__DATASET ROWS__

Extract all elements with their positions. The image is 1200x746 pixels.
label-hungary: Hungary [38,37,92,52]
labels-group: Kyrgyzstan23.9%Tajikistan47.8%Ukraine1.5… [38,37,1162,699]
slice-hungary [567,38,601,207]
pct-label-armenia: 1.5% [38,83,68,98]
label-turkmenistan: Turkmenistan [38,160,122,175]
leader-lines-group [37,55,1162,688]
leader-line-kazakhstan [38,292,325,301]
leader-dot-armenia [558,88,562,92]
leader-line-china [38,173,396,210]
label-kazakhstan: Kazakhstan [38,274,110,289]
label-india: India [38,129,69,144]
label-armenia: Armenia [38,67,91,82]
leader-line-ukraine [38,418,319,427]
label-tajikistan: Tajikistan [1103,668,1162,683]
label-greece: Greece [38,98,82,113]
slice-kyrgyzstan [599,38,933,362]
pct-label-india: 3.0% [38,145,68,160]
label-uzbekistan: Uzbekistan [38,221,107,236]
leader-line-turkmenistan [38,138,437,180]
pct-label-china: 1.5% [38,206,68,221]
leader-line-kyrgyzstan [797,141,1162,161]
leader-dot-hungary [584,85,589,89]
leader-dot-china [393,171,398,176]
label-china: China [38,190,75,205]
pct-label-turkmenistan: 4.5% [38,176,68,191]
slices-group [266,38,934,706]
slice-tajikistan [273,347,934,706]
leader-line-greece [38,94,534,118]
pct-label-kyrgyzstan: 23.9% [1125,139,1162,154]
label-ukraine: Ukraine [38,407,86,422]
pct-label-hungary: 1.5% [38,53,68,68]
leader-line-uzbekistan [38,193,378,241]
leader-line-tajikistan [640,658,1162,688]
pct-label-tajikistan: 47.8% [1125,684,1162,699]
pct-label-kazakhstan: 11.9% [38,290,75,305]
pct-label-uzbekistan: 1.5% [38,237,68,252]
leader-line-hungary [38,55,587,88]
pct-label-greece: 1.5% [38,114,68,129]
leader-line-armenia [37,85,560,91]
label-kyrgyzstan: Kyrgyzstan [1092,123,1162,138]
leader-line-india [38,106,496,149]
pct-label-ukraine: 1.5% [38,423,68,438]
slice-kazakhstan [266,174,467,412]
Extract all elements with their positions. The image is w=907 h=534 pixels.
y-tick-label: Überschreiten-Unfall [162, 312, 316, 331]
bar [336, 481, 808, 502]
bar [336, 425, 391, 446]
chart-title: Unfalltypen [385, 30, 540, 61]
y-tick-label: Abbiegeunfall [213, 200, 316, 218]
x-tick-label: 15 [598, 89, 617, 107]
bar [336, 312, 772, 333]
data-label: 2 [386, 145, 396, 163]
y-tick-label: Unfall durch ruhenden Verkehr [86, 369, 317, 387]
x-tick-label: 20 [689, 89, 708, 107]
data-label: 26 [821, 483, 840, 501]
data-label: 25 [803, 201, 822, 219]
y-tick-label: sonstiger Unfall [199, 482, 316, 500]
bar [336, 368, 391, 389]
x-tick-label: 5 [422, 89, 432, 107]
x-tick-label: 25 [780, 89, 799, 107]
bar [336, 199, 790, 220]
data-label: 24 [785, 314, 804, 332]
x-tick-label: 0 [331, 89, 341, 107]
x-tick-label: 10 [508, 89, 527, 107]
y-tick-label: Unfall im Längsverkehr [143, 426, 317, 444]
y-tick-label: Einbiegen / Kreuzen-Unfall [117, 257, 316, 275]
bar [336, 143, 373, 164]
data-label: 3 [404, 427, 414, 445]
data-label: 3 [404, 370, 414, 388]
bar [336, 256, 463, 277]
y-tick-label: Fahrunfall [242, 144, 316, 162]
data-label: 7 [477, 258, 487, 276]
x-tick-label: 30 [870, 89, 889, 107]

__THE REQUEST__
Reproduce the lines above, switching "Unfalltypen" to "Unfallarten" and leaving everything else unchanged.

__RESULT BELOW__
Extract all elements with their positions. The image is 1200x746 pixels.
label-hungary: Hungary [38,37,92,52]
labels-group: Kyrgyzstan23.9%Tajikistan47.8%Ukraine1.5… [38,37,1162,699]
slice-hungary [567,38,601,207]
pct-label-armenia: 1.5% [38,83,68,98]
label-turkmenistan: Turkmenistan [38,160,122,175]
leader-lines-group [37,55,1162,688]
leader-line-kazakhstan [38,292,325,301]
leader-dot-armenia [558,88,562,92]
leader-line-china [38,173,396,210]
label-kazakhstan: Kazakhstan [38,274,110,289]
label-india: India [38,129,69,144]
label-armenia: Armenia [38,67,91,82]
leader-line-ukraine [38,418,319,427]
label-tajikistan: Tajikistan [1103,668,1162,683]
label-greece: Greece [38,98,82,113]
slice-kyrgyzstan [599,38,933,362]
pct-label-india: 3.0% [38,145,68,160]
label-uzbekistan: Uzbekistan [38,221,107,236]
leader-line-turkmenistan [38,138,437,180]
pct-label-china: 1.5% [38,206,68,221]
leader-line-kyrgyzstan [797,141,1162,161]
leader-dot-hungary [584,85,589,89]
leader-dot-china [393,171,398,176]
label-china: China [38,190,75,205]
pct-label-turkmenistan: 4.5% [38,176,68,191]
slices-group [266,38,934,706]
slice-tajikistan [273,347,934,706]
leader-line-greece [38,94,534,118]
pct-label-kyrgyzstan: 23.9% [1125,139,1162,154]
label-ukraine: Ukraine [38,407,86,422]
pct-label-hungary: 1.5% [38,53,68,68]
leader-line-uzbekistan [38,193,378,241]
leader-line-tajikistan [640,658,1162,688]
pct-label-tajikistan: 47.8% [1125,684,1162,699]
pct-label-kazakhstan: 11.9% [38,290,75,305]
pct-label-uzbekistan: 1.5% [38,237,68,252]
leader-line-hungary [38,55,587,88]
pct-label-greece: 1.5% [38,114,68,129]
leader-line-armenia [37,85,560,91]
label-kyrgyzstan: Kyrgyzstan [1092,123,1162,138]
leader-line-india [38,106,496,149]
pct-label-ukraine: 1.5% [38,423,68,438]
slice-kazakhstan [266,174,467,412]
Extract all elements with their positions. The image is w=907 h=534 pixels.
y-tick-label: Überschreiten-Unfall [162, 312, 316, 331]
bar [336, 481, 808, 502]
bar [336, 425, 391, 446]
chart-title: Unfallarten [385, 30, 540, 61]
y-tick-label: Abbiegeunfall [213, 200, 316, 218]
x-tick-label: 15 [598, 89, 617, 107]
bar [336, 312, 772, 333]
data-label: 2 [386, 145, 396, 163]
y-tick-label: Unfall durch ruhenden Verkehr [86, 369, 317, 387]
x-tick-label: 20 [689, 89, 708, 107]
data-label: 26 [821, 483, 840, 501]
data-label: 25 [803, 201, 822, 219]
y-tick-label: sonstiger Unfall [199, 482, 316, 500]
bar [336, 368, 391, 389]
x-tick-label: 5 [422, 89, 432, 107]
x-tick-label: 25 [780, 89, 799, 107]
bar [336, 199, 790, 220]
data-label: 24 [785, 314, 804, 332]
x-tick-label: 0 [331, 89, 341, 107]
x-tick-label: 10 [508, 89, 527, 107]
y-tick-label: Unfall im Längsverkehr [143, 426, 317, 444]
y-tick-label: Einbiegen / Kreuzen-Unfall [117, 257, 316, 275]
bar [336, 143, 373, 164]
data-label: 3 [404, 427, 414, 445]
data-label: 3 [404, 370, 414, 388]
bar [336, 256, 463, 277]
y-tick-label: Fahrunfall [242, 144, 316, 162]
data-label: 7 [477, 258, 487, 276]
x-tick-label: 30 [870, 89, 889, 107]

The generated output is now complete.